Text section>
-- start --
- Born: July 13, 1859 Barbados, West Indies
- Died: April 15, 1919 (aged 59) Oakland, California, U.S.
- Occupation: Ship Captain
- Spouse: Julia Ann Shelton
- Children: Zenobia Pearl Shorey, Victoria Grace Shorey, William T. Shorey Jr

= William T. Shorey =

19th-century American whaling ship captain

William T. Shorey (July 13, 1859 – April 15, 1919) was a late 19th-century American whaling ship captain known to his crew as the Black Ahab. He was born in Barbados July 13, 1859. He was of African descent through Barbados. Spent his life at sea. He became the only Black captain operating on the west coast of the United States in the late-1880s and 1890s. The John and Winthrop was the only whaling ship in the world to be manned entirely by an African-American crew.
-- end --
Material provided>
-- start --
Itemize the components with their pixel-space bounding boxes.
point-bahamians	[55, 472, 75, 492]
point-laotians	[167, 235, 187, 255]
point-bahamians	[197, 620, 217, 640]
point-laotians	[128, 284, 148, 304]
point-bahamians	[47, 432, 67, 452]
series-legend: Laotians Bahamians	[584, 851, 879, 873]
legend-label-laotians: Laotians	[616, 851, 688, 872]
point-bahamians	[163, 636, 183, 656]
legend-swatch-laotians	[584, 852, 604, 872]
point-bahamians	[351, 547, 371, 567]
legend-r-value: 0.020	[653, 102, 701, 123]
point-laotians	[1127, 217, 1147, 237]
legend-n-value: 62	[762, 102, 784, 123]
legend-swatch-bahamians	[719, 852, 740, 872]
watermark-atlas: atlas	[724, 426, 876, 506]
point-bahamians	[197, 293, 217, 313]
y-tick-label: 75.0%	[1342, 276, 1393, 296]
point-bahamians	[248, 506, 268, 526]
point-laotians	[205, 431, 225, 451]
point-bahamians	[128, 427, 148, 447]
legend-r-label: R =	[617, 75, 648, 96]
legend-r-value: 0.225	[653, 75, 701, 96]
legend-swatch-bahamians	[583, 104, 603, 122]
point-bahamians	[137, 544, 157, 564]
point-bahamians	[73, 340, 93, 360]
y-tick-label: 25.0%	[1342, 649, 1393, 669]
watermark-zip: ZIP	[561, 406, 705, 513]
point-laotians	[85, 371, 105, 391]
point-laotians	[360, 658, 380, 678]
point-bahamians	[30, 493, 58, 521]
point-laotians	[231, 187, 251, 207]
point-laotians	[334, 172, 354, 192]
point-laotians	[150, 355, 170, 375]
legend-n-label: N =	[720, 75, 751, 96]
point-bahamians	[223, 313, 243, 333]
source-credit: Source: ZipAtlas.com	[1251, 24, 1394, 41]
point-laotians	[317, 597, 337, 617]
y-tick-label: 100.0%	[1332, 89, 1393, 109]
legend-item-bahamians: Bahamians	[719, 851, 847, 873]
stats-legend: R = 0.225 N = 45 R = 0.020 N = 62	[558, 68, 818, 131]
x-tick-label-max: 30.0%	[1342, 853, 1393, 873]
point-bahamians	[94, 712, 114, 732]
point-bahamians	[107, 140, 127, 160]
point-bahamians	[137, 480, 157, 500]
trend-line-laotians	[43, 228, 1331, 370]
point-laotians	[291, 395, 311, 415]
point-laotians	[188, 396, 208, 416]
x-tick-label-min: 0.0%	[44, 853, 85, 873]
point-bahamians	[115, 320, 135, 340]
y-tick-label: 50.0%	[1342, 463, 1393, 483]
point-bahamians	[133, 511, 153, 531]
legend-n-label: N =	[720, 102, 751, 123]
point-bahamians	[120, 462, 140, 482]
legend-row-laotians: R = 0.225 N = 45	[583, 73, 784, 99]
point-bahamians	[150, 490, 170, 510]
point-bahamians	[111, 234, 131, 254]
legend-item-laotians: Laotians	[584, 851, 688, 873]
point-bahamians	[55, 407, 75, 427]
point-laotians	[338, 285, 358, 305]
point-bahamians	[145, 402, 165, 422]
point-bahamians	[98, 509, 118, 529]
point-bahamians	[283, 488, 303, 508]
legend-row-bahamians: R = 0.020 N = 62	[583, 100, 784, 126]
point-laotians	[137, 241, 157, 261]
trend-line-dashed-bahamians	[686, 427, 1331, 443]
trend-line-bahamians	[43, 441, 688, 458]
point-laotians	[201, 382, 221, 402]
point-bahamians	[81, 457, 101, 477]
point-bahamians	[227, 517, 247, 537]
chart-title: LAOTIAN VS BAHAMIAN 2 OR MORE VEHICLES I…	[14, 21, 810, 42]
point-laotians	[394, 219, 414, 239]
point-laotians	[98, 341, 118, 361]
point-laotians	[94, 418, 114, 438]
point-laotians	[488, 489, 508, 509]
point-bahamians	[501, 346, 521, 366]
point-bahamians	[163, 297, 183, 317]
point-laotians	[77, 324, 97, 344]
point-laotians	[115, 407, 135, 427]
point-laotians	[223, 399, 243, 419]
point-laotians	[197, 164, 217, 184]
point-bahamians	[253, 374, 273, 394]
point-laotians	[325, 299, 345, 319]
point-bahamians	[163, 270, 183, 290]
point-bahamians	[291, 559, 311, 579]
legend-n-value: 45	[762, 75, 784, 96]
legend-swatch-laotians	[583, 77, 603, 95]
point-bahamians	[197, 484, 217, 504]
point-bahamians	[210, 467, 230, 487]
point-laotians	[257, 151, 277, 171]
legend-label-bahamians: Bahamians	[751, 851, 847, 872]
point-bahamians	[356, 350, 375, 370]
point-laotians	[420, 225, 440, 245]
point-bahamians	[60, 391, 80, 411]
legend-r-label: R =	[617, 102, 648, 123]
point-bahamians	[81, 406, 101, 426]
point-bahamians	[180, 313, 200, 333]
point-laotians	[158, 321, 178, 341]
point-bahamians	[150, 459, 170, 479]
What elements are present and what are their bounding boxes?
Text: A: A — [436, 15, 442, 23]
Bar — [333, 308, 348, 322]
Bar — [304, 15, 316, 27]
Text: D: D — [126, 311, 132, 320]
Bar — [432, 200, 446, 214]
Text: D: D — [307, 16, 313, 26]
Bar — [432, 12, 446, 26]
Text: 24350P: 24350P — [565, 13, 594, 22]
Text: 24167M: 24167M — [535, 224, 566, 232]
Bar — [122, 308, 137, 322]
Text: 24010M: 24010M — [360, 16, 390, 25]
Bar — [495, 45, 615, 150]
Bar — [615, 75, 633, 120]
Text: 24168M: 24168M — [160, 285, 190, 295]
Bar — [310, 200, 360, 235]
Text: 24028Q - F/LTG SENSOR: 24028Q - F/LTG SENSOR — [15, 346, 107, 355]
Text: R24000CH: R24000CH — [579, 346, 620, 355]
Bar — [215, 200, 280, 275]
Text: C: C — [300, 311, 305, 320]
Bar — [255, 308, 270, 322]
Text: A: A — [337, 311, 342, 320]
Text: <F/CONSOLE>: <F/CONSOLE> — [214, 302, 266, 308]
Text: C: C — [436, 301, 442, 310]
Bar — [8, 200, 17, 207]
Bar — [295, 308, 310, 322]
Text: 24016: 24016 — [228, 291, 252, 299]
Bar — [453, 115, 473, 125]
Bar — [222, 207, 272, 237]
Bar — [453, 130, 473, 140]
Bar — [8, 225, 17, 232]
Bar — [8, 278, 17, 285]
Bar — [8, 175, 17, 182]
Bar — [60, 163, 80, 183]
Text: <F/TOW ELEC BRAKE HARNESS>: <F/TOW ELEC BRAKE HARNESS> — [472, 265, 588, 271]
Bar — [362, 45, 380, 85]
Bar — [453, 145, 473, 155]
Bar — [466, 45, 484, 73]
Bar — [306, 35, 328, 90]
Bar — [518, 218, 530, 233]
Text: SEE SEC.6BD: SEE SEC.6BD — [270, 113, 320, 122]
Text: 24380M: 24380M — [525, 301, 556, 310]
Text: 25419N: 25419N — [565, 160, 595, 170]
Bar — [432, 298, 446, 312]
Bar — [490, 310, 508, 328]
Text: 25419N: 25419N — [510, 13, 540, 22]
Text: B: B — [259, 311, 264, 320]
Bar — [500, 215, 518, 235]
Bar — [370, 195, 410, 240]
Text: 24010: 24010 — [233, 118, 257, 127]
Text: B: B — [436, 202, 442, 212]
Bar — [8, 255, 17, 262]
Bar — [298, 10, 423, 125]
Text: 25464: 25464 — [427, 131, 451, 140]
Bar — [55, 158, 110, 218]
-- end --
Requests>
1 – Answer these from the William T. Shorey biography:
(a) Who is listed as his spouse?
(b) In what city did he die?
(c) By what name was he known to his crew?
2 – Resume the William T. Shorey biography after its last sentence.

Results for each task>
1 –
(a) Julia Ann Shelton
(b) Oakland, California
(c) The Black Ahab

2 –
== Early life ==
Shorey was born on January 25, 1859 on the Caribbean Island of Barbados. His father was Scottish and planted sugar and his mother was creole, or West Indian. Even though slavery had ended on the island, there were limited opportunities for "men of color". Shorey was attracted to sea-life and adventure, and seized the opportunity to leave the island on board a ship bound for Boston. Through his relationship with the Captain on charge of the ship, he learned how to sail and navigate ocean waters. He began work as on a whaler sometime in the 1870s. He was the son of a Scottish sugar planter and was a West Indian Women of mixed African and European ancestry. In 1875 he shipped to Boston, Massachusetts as a cabin boy and in the following year made his maiden voyage on a whaler. He was learning navigation and moving up rapidly through the ranks.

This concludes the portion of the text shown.